---------- Dataset records

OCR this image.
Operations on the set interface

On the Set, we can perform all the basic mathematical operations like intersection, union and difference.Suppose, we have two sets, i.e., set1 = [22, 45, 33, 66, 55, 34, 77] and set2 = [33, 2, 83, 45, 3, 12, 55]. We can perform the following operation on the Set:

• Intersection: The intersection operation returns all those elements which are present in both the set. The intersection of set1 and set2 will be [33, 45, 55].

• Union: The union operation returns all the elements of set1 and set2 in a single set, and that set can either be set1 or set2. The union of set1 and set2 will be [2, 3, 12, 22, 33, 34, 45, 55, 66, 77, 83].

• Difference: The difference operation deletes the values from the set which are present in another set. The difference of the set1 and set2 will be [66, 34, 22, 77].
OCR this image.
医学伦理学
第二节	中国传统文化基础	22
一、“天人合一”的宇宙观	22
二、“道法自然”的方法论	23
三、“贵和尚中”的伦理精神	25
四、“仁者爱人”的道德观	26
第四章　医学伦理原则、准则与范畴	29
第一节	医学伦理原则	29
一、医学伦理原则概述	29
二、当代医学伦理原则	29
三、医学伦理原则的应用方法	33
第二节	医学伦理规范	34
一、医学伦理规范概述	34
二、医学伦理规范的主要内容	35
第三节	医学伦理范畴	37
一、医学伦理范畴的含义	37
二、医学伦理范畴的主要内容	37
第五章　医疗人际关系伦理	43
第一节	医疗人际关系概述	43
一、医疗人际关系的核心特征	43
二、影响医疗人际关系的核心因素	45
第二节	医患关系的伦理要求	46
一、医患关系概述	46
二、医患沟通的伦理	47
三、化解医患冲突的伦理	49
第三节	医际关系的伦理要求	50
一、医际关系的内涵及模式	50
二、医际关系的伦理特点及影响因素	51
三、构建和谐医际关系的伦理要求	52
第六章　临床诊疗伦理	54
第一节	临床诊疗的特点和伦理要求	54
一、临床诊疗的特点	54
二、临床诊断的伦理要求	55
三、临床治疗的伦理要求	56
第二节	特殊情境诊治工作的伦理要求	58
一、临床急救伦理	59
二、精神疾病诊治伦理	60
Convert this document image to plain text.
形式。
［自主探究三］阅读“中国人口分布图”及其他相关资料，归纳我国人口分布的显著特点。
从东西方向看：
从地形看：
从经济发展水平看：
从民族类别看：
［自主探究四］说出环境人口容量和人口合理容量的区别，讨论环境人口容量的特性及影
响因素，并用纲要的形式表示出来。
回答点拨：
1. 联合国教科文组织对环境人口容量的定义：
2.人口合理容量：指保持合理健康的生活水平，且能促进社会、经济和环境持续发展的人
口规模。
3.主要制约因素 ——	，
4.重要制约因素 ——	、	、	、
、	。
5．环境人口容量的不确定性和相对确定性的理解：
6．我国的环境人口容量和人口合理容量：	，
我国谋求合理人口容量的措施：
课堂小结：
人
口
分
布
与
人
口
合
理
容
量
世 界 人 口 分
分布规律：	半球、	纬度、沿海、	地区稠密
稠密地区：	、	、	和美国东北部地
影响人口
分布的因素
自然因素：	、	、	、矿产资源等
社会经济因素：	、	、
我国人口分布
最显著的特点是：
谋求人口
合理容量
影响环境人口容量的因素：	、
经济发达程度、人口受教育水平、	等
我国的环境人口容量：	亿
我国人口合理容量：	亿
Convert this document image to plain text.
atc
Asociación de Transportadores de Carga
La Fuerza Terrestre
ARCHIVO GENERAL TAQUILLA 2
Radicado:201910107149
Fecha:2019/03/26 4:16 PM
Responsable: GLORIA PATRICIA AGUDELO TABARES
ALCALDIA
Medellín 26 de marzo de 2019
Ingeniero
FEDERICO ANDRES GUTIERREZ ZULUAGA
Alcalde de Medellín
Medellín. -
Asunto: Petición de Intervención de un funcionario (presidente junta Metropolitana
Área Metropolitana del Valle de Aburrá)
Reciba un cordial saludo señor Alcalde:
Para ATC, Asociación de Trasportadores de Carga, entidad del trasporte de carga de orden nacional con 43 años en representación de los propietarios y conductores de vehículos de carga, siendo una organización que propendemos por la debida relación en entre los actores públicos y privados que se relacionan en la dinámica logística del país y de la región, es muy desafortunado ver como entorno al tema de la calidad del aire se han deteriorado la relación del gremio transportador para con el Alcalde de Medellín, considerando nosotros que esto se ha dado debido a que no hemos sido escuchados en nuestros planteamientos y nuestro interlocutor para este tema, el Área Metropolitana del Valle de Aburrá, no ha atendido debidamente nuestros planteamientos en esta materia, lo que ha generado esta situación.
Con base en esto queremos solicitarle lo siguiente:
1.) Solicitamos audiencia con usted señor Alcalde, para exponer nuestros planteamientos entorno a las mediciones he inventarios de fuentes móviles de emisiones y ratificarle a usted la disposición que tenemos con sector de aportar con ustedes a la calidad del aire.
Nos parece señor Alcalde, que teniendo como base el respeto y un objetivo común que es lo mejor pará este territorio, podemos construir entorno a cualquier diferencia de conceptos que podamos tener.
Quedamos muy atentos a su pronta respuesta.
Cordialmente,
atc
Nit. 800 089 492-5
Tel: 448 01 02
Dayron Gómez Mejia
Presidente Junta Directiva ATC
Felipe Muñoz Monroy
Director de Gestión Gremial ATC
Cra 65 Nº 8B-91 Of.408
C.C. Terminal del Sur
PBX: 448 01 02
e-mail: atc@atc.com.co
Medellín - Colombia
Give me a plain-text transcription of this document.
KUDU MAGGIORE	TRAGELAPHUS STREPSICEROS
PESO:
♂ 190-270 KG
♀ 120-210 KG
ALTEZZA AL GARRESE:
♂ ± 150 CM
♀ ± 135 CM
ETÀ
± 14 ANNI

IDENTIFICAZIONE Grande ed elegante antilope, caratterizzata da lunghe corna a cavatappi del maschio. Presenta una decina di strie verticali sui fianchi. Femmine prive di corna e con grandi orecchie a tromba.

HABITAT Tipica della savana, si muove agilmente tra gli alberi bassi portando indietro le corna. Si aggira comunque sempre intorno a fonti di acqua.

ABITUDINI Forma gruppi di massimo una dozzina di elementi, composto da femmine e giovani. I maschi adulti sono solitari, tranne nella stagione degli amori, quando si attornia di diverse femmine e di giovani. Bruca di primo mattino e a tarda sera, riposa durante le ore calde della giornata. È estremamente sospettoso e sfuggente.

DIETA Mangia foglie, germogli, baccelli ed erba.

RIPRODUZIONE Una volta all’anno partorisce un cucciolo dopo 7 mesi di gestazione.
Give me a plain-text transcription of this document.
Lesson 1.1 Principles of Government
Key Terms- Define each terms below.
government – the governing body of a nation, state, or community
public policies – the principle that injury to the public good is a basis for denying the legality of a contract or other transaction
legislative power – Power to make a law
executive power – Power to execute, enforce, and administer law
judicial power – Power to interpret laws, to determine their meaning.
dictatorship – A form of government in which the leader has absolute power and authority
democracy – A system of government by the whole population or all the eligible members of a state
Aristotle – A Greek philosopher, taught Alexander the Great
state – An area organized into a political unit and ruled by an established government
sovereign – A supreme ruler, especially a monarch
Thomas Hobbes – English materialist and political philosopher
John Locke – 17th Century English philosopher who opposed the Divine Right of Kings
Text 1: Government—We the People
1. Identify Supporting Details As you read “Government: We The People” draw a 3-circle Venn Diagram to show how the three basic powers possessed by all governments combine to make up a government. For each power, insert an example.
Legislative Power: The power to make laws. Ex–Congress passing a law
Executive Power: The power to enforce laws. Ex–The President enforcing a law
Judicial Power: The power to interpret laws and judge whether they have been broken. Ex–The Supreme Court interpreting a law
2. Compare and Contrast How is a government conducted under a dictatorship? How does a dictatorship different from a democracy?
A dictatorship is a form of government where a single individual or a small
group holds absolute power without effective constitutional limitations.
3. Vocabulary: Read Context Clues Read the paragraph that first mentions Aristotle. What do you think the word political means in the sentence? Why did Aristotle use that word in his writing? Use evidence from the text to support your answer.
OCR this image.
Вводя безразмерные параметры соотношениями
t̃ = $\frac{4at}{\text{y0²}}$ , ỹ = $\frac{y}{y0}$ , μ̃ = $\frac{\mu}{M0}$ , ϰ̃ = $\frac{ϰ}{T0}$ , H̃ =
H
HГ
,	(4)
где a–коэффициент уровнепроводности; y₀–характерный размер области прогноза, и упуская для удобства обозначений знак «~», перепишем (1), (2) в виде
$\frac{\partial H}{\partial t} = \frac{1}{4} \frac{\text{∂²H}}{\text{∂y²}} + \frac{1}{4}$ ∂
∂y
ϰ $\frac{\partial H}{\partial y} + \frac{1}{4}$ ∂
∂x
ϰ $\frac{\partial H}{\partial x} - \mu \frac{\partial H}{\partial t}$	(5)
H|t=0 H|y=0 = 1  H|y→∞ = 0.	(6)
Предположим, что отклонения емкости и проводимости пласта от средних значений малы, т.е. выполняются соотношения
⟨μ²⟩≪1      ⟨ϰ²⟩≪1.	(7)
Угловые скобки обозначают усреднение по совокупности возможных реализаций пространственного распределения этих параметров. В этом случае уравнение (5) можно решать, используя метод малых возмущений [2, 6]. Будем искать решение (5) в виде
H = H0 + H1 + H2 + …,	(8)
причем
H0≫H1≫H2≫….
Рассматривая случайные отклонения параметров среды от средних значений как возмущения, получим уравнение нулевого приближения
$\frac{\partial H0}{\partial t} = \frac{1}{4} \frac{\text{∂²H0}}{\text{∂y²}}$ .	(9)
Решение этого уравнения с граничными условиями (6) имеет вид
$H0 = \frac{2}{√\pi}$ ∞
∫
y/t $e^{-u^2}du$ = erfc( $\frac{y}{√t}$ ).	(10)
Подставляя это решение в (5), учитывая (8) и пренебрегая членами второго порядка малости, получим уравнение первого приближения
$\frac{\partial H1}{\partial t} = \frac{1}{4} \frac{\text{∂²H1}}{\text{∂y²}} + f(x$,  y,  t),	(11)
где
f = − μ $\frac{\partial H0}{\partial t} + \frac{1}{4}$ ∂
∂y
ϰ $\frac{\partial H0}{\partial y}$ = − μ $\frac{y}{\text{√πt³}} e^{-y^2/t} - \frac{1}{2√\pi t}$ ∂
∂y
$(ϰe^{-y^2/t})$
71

--------------------

Of the lines in this material, state how many hold the string "dictatorship". Write no other words.

Exercise response :: 3